• Short problem: Reproduce all entries precisely, down to the last character.
^^^^^^^^^^^^^^^^
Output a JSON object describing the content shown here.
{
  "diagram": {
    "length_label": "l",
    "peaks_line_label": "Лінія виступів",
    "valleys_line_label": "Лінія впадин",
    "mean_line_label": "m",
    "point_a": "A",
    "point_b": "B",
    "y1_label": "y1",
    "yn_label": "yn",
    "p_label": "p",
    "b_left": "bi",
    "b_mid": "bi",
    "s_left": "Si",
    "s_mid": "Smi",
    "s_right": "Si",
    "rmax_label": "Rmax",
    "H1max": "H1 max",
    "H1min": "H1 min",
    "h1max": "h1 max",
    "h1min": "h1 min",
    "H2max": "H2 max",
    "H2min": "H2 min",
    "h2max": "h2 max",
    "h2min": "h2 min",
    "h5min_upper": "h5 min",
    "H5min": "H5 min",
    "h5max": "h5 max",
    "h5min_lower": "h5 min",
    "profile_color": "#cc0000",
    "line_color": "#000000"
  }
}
^^^^^^^^^^^^^^^^
• Reply to the task:
Output a JSON object describing the content shown here.
{
  "diagram": {
    "length_label": "l",
    "peaks_line_label": "Лінія виступів",
    "valleys_line_label": "Лінія впадин",
    "mean_line_label": "m",
    "point_a": "A",
    "point_b": "B",
    "y1_label": "y1",
    "yn_label": "yn",
    "p_label": "p",
    "b_left": "bi",
    "b_mid": "bi",
    "s_left": "Si",
    "s_mid": "Smi",
    "s_right": "Si",
    "rmax_label": "Rmax",
    "H1max": "H1 max",
    "H1min": "H1 min",
    "h1max": "h1 max",
    "h1min": "h1 min",
    "H2max": "H2 max",
    "H2min": "H2 min",
    "h2max": "h2 max",
    "h2min": "h2 min",
    "h5min_upper": "h5 min",
    "H5min": "H5 min",
    "h5max": "h5 max",
    "h5min_lower": "h5 min",
    "profile_color": "#cc0000",
    "line_color": "#000000"
  }
}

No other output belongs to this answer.